» TASK TO COMPLETE: Give the entries back exactly, dropping each image.

^^^^

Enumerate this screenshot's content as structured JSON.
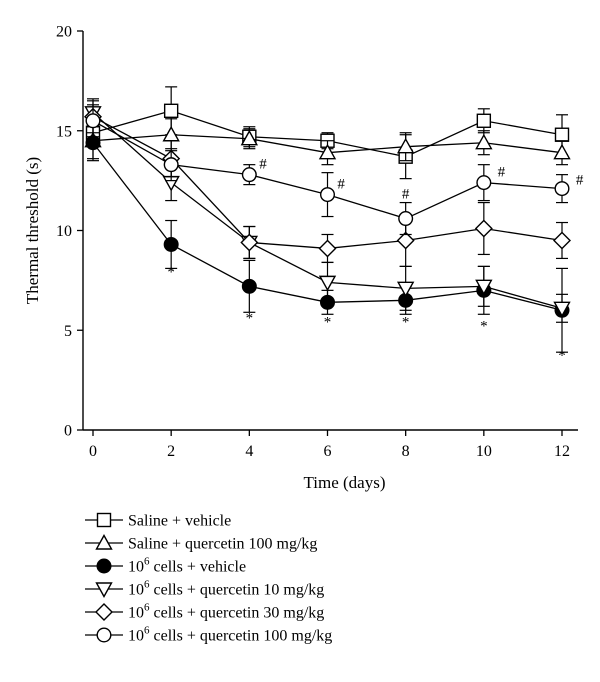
{
  "chart_data": {
    "type": "line",
    "xlabel": "Time (days)",
    "ylabel": "Thermal threshold (s)",
    "xlim": [
      0,
      12
    ],
    "ylim": [
      0,
      20
    ],
    "x_ticks": [
      "0",
      "2",
      "4",
      "6",
      "8",
      "10",
      "12"
    ],
    "y_ticks": [
      "0",
      "5",
      "10",
      "15",
      "20"
    ],
    "grid": false,
    "legend_position": "bottom",
    "series": [
      {
        "name": "Saline + vehicle",
        "marker": "square-open",
        "x": [
          0,
          2,
          4,
          6,
          8,
          10,
          12
        ],
        "y": [
          14.9,
          16.0,
          14.7,
          14.5,
          13.7,
          15.5,
          14.8
        ],
        "err": [
          0.6,
          1.2,
          0.5,
          0.4,
          1.1,
          0.6,
          1.0
        ]
      },
      {
        "name": "Saline + quercetin 100 mg/kg",
        "marker": "triangle-up-open",
        "x": [
          0,
          2,
          4,
          6,
          8,
          10,
          12
        ],
        "y": [
          14.5,
          14.8,
          14.6,
          13.9,
          14.2,
          14.4,
          13.9
        ],
        "err": [
          1.0,
          0.8,
          0.5,
          0.6,
          0.7,
          0.6,
          0.6
        ]
      },
      {
        "name": "cells + vehicle",
        "name_prefix": "10",
        "name_sup": "6",
        "marker": "circle-filled",
        "x": [
          0,
          2,
          4,
          6,
          8,
          10,
          12
        ],
        "y": [
          14.4,
          9.3,
          7.2,
          6.4,
          6.5,
          7.0,
          6.0
        ],
        "err": [
          0.8,
          1.2,
          1.3,
          0.6,
          0.7,
          1.2,
          2.1
        ]
      },
      {
        "name": "cells + quercetin 10 mg/kg",
        "name_prefix": "10",
        "name_sup": "6",
        "marker": "triangle-down-open",
        "x": [
          0,
          2,
          4,
          6,
          8,
          10,
          12
        ],
        "y": [
          15.9,
          12.4,
          9.4,
          7.4,
          7.1,
          7.2,
          6.1
        ],
        "err": [
          0.7,
          0.9,
          0.8,
          1.0,
          1.1,
          1.0,
          0.7
        ]
      },
      {
        "name": "cells + quercetin 30 mg/kg",
        "name_prefix": "10",
        "name_sup": "6",
        "marker": "diamond-open",
        "x": [
          0,
          2,
          4,
          6,
          8,
          10,
          12
        ],
        "y": [
          15.7,
          13.6,
          9.4,
          9.1,
          9.5,
          10.1,
          9.5
        ],
        "err": [
          0.8,
          0.9,
          0.8,
          0.7,
          1.3,
          1.3,
          0.9
        ]
      },
      {
        "name": "cells + quercetin 100 mg/kg",
        "name_prefix": "10",
        "name_sup": "6",
        "marker": "circle-open",
        "x": [
          0,
          2,
          4,
          6,
          8,
          10,
          12
        ],
        "y": [
          15.5,
          13.3,
          12.8,
          11.8,
          10.6,
          12.4,
          12.1
        ],
        "err": [
          0.8,
          0.8,
          0.5,
          1.1,
          0.8,
          0.9,
          0.7
        ]
      }
    ],
    "annotations": [
      {
        "text": "*",
        "x": 2,
        "y": 7.7
      },
      {
        "text": "*",
        "x": 4,
        "y": 5.4
      },
      {
        "text": "*",
        "x": 6,
        "y": 5.2
      },
      {
        "text": "*",
        "x": 8,
        "y": 5.2
      },
      {
        "text": "*",
        "x": 10,
        "y": 5.0
      },
      {
        "text": "*",
        "x": 12,
        "y": 3.5
      },
      {
        "text": "#",
        "x": 4.35,
        "y": 13.1
      },
      {
        "text": "#",
        "x": 6.35,
        "y": 12.1
      },
      {
        "text": "#",
        "x": 8.0,
        "y": 11.6
      },
      {
        "text": "#",
        "x": 10.45,
        "y": 12.7
      },
      {
        "text": "#",
        "x": 12.45,
        "y": 12.3
      }
    ]
  }
}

^^^^

» RESPONSE TO THIS EXERCISE:
Enumerate this screenshot's content as structured JSON.
{
  "chart_data": {
    "type": "line",
    "xlabel": "Time (days)",
    "ylabel": "Thermal threshold (s)",
    "xlim": [
      0,
      12
    ],
    "ylim": [
      0,
      20
    ],
    "x_ticks": [
      "0",
      "2",
      "4",
      "6",
      "8",
      "10",
      "12"
    ],
    "y_ticks": [
      "0",
      "5",
      "10",
      "15",
      "20"
    ],
    "grid": false,
    "legend_position": "bottom",
    "series": [
      {
        "name": "Saline + vehicle",
        "marker": "square-open",
        "x": [
          0,
          2,
          4,
          6,
          8,
          10,
          12
        ],
        "y": [
          14.9,
          16.0,
          14.7,
          14.5,
          13.7,
          15.5,
          14.8
        ],
        "err": [
          0.6,
          1.2,
          0.5,
          0.4,
          1.1,
          0.6,
          1.0
        ]
      },
      {
        "name": "Saline + quercetin 100 mg/kg",
        "marker": "triangle-up-open",
        "x": [
          0,
          2,
          4,
          6,
          8,
          10,
          12
        ],
        "y": [
          14.5,
          14.8,
          14.6,
          13.9,
          14.2,
          14.4,
          13.9
        ],
        "err": [
          1.0,
          0.8,
          0.5,
          0.6,
          0.7,
          0.6,
          0.6
        ]
      },
      {
        "name": "cells + vehicle",
        "name_prefix": "10",
        "name_sup": "6",
        "marker": "circle-filled",
        "x": [
          0,
          2,
          4,
          6,
          8,
          10,
          12
        ],
        "y": [
          14.4,
          9.3,
          7.2,
          6.4,
          6.5,
          7.0,
          6.0
        ],
        "err": [
          0.8,
          1.2,
          1.3,
          0.6,
          0.7,
          1.2,
          2.1
        ]
      },
      {
        "name": "cells + quercetin 10 mg/kg",
        "name_prefix": "10",
        "name_sup": "6",
        "marker": "triangle-down-open",
        "x": [
          0,
          2,
          4,
          6,
          8,
          10,
          12
        ],
        "y": [
          15.9,
          12.4,
          9.4,
          7.4,
          7.1,
          7.2,
          6.1
        ],
        "err": [
          0.7,
          0.9,
          0.8,
          1.0,
          1.1,
          1.0,
          0.7
        ]
      },
      {
        "name": "cells + quercetin 30 mg/kg",
        "name_prefix": "10",
        "name_sup": "6",
        "marker": "diamond-open",
        "x": [
          0,
          2,
          4,
          6,
          8,
          10,
          12
        ],
        "y": [
          15.7,
          13.6,
          9.4,
          9.1,
          9.5,
          10.1,
          9.5
        ],
        "err": [
          0.8,
          0.9,
          0.8,
          0.7,
          1.3,
          1.3,
          0.9
        ]
      },
      {
        "name": "cells + quercetin 100 mg/kg",
        "name_prefix": "10",
        "name_sup": "6",
        "marker": "circle-open",
        "x": [
          0,
          2,
          4,
          6,
          8,
          10,
          12
        ],
        "y": [
          15.5,
          13.3,
          12.8,
          11.8,
          10.6,
          12.4,
          12.1
        ],
        "err": [
          0.8,
          0.8,
          0.5,
          1.1,
          0.8,
          0.9,
          0.7
        ]
      }
    ],
    "annotations": [
      {
        "text": "*",
        "x": 2,
        "y": 7.7
      },
      {
        "text": "*",
        "x": 4,
        "y": 5.4
      },
      {
        "text": "*",
        "x": 6,
        "y": 5.2
      },
      {
        "text": "*",
        "x": 8,
        "y": 5.2
      },
      {
        "text": "*",
        "x": 10,
        "y": 5.0
      },
      {
        "text": "*",
        "x": 12,
        "y": 3.5
      },
      {
        "text": "#",
        "x": 4.35,
        "y": 13.1
      },
      {
        "text": "#",
        "x": 6.35,
        "y": 12.1
      },
      {
        "text": "#",
        "x": 8.0,
        "y": 11.6
      },
      {
        "text": "#",
        "x": 10.45,
        "y": 12.7
      },
      {
        "text": "#",
        "x": 12.45,
        "y": 12.3
      }
    ]
  }
}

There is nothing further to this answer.